INSTRUCTIONS FOR THE TASK: Each line that contains the word "ยนการสอน" counts once; give the total for the records below and nothing else.

------ MATERIAL ------

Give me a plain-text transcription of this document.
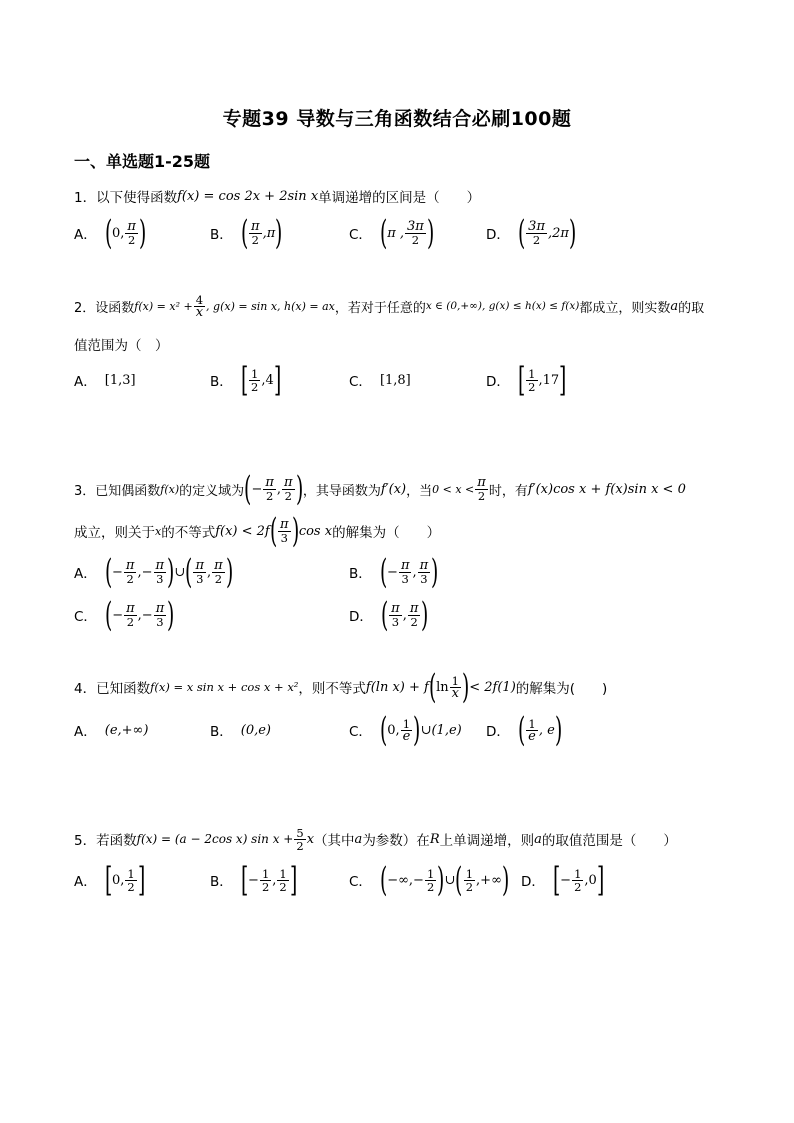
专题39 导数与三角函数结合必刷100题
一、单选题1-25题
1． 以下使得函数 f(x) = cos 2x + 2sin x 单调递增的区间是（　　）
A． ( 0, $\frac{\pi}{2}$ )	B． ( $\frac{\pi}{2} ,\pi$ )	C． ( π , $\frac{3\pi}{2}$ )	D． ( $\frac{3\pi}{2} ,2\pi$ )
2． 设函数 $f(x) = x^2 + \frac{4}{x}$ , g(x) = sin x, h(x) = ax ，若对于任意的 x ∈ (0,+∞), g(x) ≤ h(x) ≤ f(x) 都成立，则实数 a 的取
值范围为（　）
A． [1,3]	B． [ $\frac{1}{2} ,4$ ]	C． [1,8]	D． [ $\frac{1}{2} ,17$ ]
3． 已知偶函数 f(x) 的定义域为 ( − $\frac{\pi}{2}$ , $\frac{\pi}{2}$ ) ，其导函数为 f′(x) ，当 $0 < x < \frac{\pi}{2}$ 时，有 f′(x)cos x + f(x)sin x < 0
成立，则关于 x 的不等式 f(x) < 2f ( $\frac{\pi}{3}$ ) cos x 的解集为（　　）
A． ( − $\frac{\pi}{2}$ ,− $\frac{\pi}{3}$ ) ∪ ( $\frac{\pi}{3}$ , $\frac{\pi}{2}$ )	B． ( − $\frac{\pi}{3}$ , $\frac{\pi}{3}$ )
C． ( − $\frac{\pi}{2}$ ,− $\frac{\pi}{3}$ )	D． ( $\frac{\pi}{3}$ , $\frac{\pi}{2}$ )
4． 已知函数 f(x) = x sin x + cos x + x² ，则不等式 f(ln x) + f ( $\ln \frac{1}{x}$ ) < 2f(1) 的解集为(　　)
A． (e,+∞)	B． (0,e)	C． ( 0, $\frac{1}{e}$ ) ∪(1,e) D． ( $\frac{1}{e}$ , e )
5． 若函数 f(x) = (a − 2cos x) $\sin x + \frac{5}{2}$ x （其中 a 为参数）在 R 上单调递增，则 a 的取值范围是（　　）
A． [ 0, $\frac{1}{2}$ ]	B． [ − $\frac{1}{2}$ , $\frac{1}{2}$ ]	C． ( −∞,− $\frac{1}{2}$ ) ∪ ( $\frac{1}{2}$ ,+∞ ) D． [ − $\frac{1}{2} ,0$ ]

------
------ MATERIAL ------

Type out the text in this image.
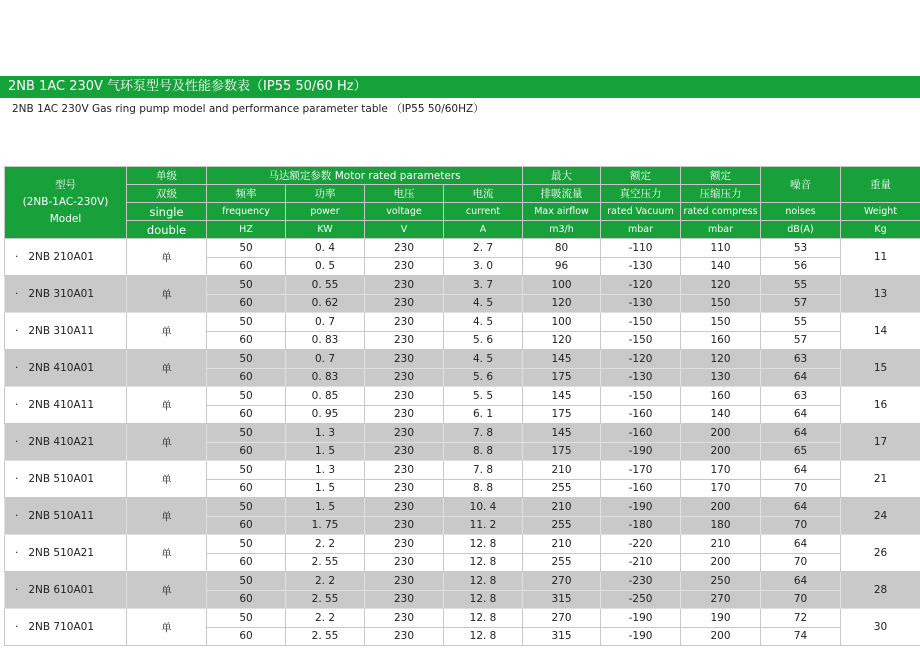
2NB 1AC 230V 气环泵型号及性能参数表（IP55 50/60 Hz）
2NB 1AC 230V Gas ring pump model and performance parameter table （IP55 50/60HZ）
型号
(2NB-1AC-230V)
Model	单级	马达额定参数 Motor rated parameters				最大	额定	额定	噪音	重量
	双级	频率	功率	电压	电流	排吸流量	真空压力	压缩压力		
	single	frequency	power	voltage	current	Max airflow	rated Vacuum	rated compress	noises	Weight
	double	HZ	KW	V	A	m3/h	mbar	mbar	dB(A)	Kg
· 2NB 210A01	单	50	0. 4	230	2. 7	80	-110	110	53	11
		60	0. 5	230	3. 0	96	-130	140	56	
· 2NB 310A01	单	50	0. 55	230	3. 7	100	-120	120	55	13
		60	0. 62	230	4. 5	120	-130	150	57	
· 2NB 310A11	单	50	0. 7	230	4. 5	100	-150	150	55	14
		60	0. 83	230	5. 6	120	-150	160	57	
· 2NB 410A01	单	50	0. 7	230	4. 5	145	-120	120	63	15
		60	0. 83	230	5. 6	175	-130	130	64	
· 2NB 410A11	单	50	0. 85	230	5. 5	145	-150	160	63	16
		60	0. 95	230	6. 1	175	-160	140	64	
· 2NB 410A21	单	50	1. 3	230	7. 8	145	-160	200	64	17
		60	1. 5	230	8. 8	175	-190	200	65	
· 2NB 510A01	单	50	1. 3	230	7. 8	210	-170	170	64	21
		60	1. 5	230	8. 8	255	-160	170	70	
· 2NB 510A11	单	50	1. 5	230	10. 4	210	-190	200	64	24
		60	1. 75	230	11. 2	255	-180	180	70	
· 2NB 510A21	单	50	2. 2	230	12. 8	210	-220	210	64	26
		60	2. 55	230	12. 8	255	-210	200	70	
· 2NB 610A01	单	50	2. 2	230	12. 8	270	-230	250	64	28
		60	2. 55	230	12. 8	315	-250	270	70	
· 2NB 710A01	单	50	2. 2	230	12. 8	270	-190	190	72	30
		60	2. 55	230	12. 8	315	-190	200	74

------
------ MATERIAL ------

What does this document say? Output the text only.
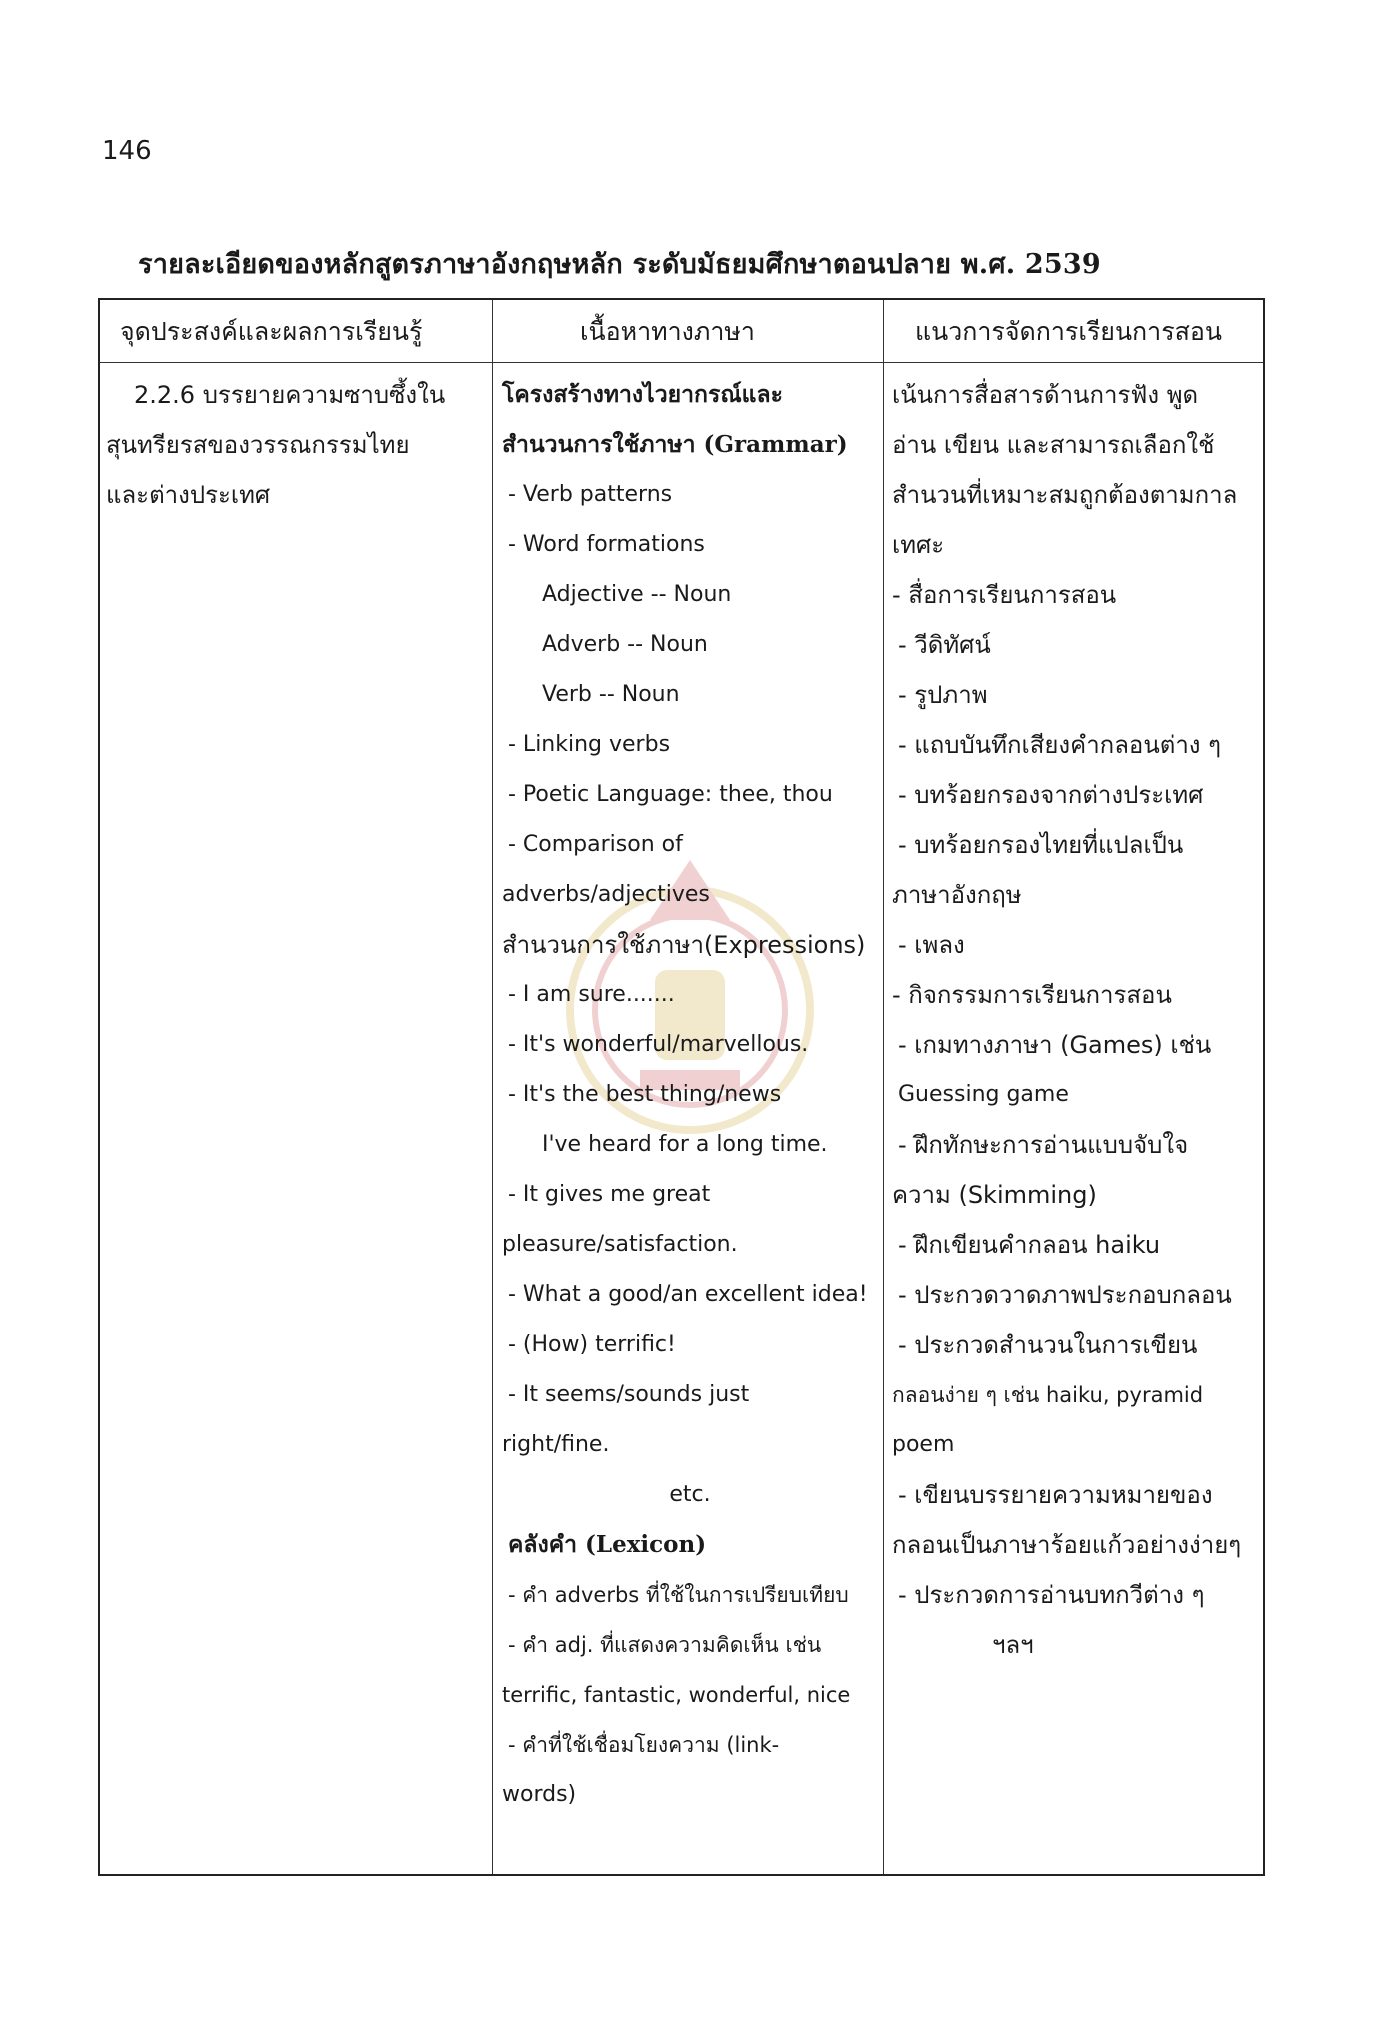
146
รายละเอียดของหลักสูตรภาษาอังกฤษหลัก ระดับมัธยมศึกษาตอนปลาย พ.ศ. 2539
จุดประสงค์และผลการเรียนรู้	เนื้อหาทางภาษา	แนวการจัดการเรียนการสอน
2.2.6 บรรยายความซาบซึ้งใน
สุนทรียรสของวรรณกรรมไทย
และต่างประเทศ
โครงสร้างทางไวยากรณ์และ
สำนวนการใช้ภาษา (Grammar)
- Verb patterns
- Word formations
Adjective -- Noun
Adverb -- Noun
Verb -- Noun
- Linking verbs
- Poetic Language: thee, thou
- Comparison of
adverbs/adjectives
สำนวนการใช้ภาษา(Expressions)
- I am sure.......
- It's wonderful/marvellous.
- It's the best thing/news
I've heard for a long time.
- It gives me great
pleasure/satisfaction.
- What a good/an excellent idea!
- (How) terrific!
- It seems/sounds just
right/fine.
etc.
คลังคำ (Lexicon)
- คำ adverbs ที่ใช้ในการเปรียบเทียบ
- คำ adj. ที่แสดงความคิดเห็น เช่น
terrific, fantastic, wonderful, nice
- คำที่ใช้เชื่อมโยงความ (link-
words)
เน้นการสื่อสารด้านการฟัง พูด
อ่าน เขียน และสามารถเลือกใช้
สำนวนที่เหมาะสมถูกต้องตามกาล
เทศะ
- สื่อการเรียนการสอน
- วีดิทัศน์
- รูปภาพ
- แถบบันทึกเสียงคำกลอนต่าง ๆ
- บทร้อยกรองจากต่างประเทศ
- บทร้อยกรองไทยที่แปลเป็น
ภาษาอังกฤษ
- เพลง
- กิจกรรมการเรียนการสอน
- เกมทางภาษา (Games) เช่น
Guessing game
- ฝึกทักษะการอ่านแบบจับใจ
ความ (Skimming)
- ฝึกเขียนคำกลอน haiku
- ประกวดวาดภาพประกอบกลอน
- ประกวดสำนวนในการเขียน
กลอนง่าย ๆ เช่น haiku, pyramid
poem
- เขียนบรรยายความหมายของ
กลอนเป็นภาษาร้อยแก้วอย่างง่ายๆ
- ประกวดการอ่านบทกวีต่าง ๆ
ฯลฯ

------

SOLUTION TO THE EXERCISE: 3